◆ **Data excerpts**
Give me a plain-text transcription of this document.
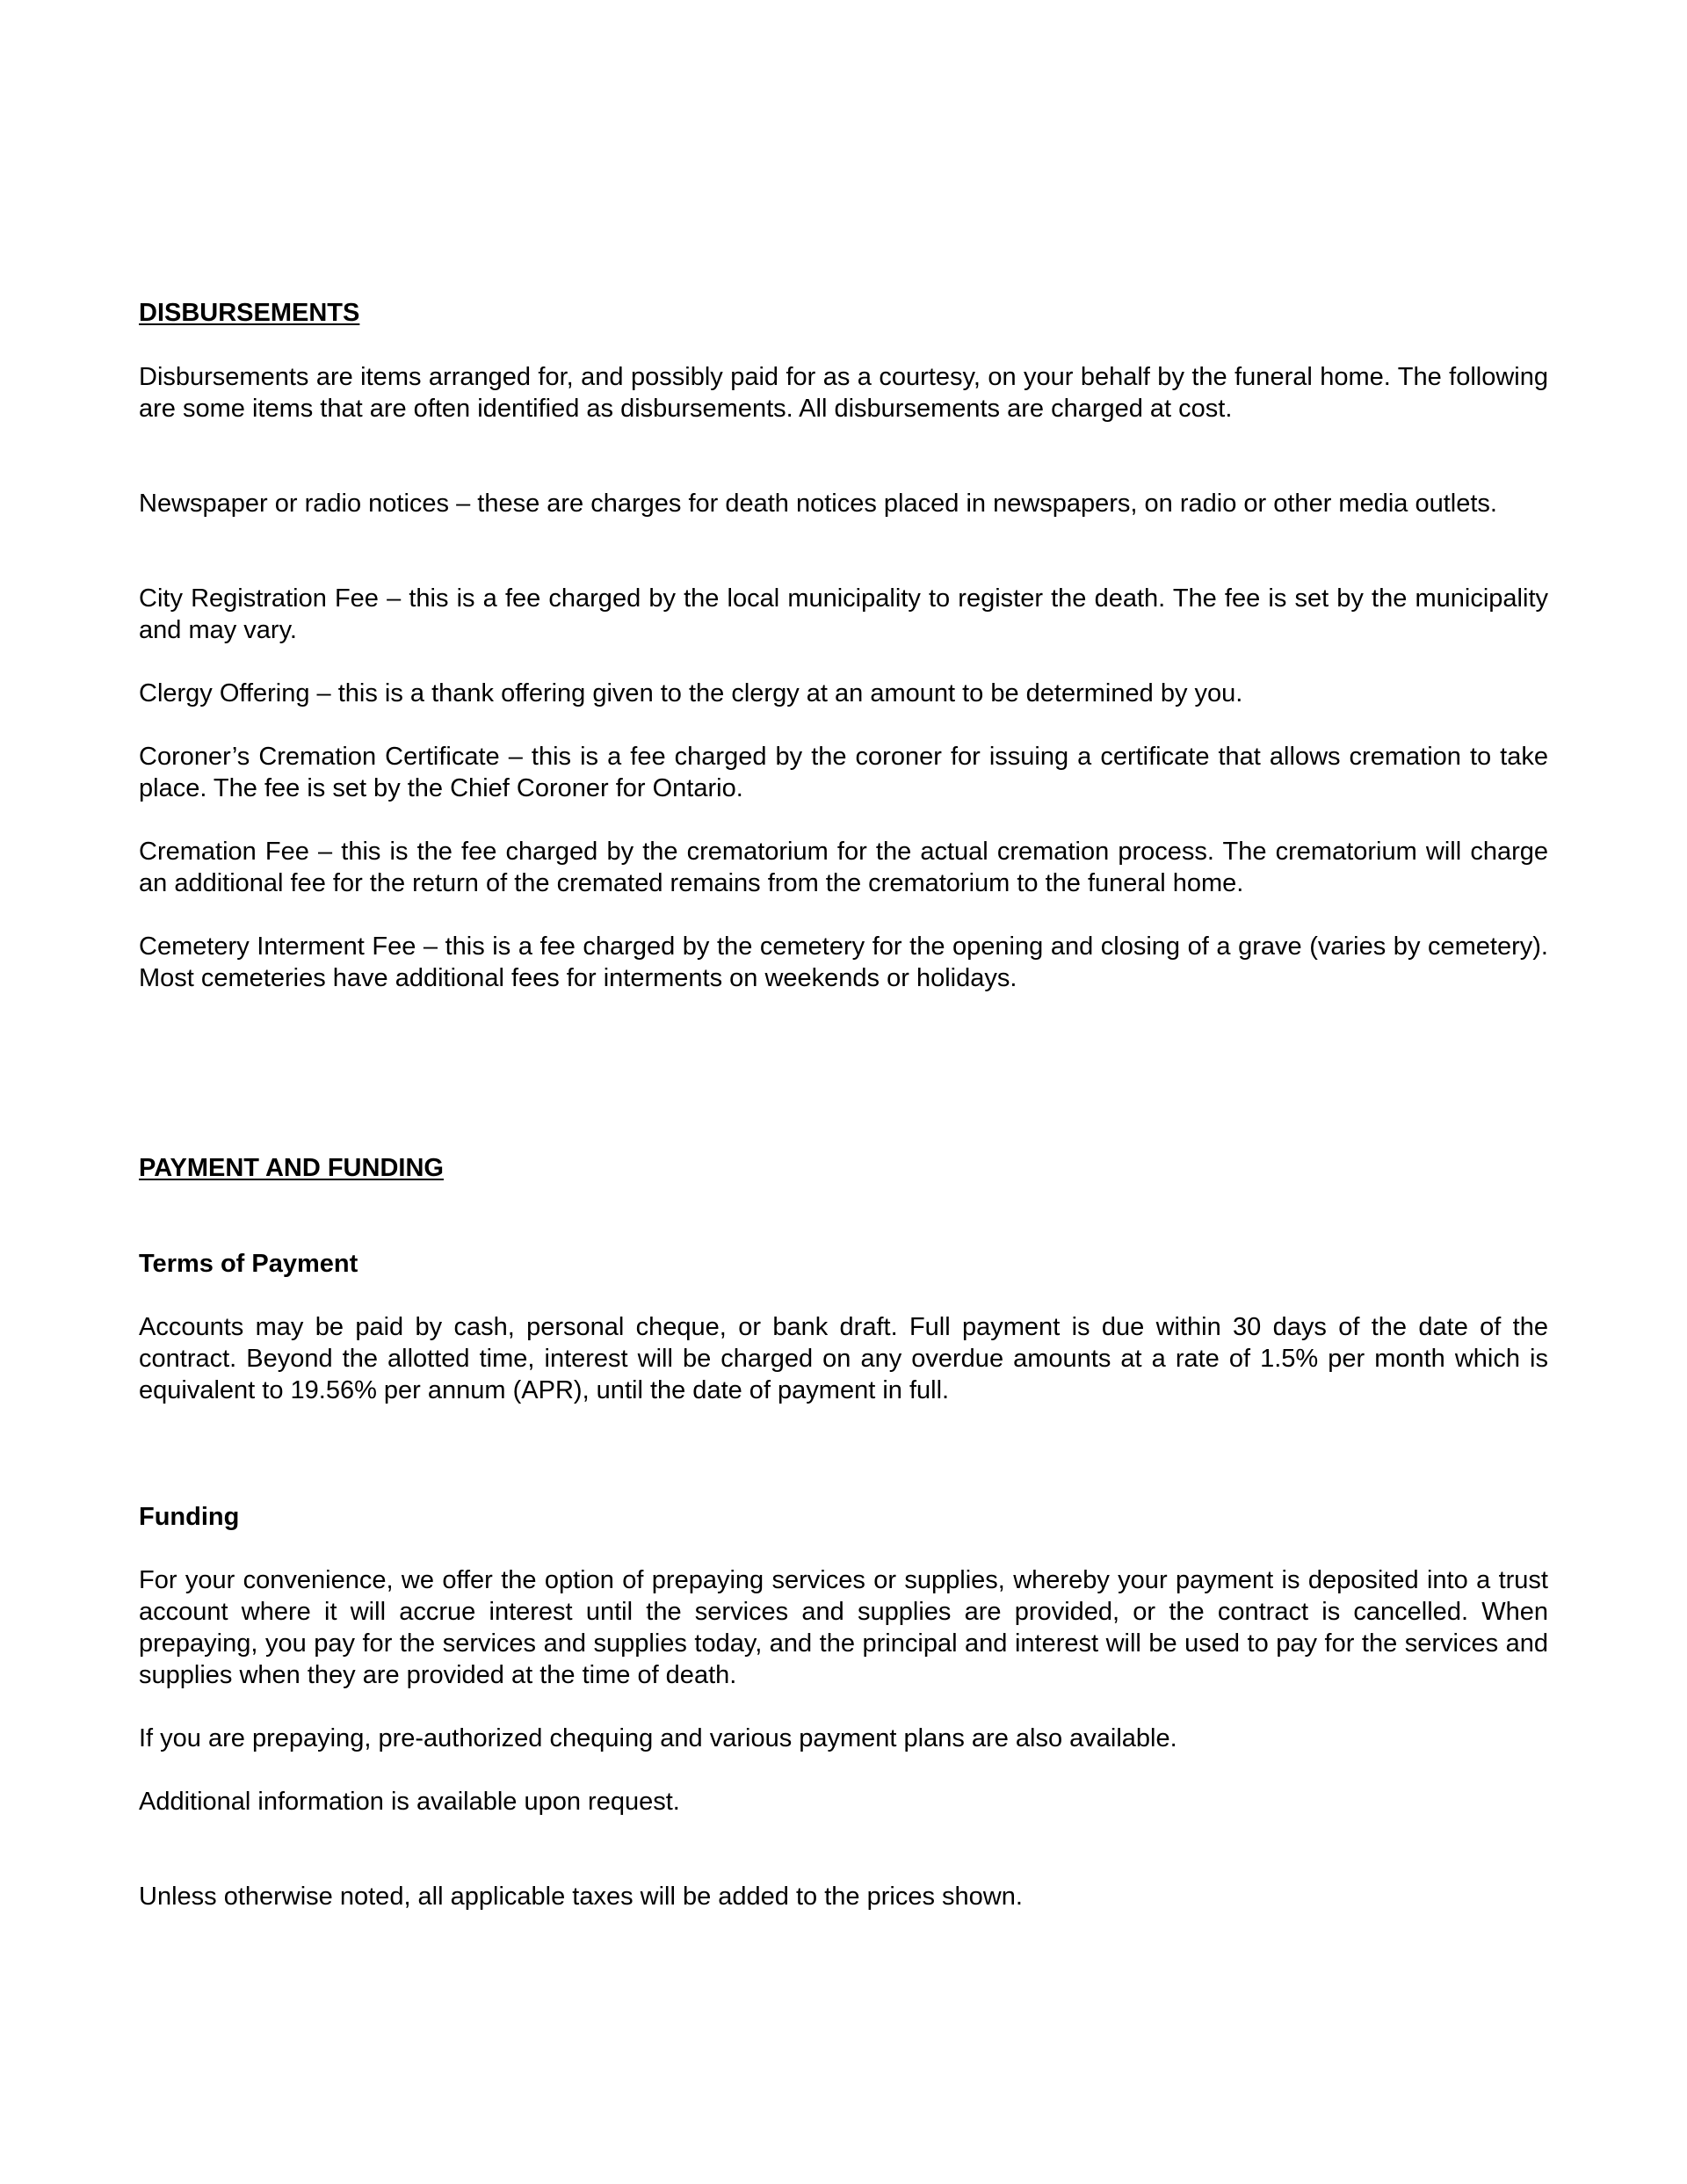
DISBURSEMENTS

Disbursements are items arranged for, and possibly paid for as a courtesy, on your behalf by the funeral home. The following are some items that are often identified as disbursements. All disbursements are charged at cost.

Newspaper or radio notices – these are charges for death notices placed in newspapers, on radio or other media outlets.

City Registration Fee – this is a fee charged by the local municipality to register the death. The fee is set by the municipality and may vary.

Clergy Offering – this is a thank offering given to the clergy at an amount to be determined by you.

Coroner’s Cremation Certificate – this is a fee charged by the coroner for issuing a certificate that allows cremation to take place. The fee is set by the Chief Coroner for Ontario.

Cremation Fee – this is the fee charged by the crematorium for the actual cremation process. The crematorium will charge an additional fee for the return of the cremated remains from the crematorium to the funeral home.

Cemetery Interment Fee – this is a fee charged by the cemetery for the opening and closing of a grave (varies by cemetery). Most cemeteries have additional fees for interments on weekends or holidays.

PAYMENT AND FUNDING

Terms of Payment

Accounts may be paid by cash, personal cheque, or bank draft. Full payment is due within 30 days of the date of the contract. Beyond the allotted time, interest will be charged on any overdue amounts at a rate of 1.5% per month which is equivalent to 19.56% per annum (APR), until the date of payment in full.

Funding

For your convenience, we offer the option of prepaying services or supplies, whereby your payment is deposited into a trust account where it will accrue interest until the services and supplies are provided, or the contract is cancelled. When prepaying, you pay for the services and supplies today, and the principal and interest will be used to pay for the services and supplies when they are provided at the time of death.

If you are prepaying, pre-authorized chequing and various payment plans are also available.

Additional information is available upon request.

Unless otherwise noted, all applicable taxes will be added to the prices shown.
...
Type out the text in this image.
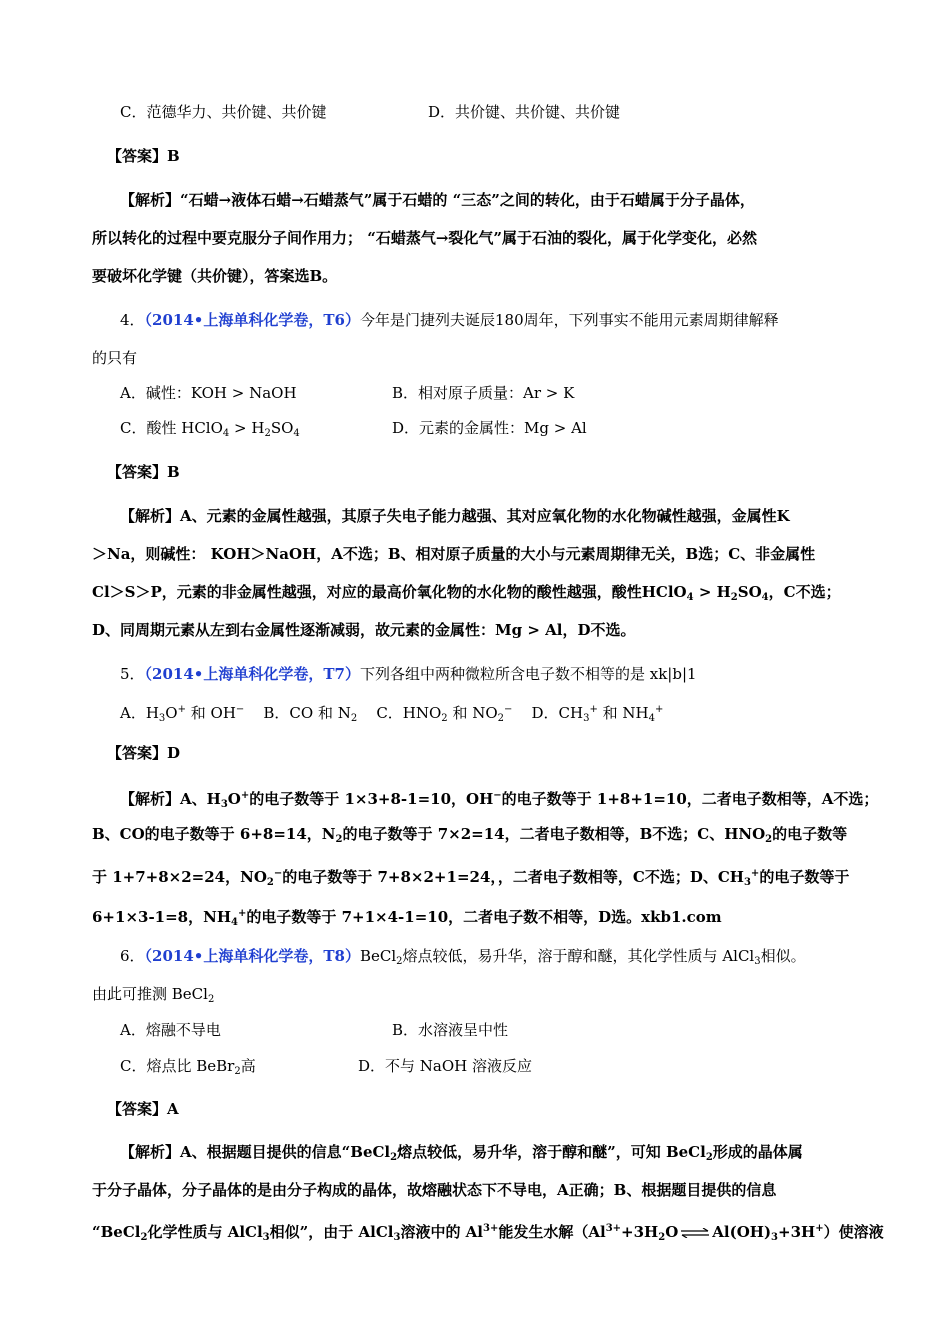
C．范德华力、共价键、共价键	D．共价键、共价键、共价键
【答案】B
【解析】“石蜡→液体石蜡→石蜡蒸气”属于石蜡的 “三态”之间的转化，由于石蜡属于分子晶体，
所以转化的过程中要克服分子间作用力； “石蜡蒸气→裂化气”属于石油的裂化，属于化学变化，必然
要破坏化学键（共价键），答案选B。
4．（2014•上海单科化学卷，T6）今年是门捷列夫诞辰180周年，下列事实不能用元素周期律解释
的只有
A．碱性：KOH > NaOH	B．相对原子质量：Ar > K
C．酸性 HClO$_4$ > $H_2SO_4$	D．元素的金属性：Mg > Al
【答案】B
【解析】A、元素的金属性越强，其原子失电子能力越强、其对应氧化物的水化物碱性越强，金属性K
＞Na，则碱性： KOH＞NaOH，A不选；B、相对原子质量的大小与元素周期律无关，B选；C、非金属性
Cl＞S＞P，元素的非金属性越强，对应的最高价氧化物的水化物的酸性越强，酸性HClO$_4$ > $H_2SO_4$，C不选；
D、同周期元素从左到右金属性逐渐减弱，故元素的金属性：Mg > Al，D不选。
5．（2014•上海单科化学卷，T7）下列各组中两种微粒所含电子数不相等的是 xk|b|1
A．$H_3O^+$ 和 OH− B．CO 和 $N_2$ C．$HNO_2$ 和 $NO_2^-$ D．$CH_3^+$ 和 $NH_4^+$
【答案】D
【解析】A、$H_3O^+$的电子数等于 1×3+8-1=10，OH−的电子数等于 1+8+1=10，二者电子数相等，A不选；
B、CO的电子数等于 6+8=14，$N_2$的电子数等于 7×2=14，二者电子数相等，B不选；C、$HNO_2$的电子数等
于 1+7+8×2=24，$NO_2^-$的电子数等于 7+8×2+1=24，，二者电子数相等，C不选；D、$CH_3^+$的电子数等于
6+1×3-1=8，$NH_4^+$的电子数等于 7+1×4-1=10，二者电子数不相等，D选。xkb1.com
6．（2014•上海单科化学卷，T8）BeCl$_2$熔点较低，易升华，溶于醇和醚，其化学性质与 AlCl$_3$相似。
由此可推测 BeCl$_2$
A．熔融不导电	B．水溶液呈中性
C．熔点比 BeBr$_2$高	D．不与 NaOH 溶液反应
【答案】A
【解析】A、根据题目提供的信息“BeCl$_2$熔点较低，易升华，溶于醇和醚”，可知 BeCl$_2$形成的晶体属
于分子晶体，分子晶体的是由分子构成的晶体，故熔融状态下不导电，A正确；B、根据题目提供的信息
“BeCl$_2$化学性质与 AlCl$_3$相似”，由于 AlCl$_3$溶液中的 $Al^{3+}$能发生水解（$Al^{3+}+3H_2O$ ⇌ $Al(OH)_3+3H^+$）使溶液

◆ **Work required**
Lines that include the word "BeCl" — how many are there in the data? Answer with the number alone.

◆ **Solution for this exercise**
4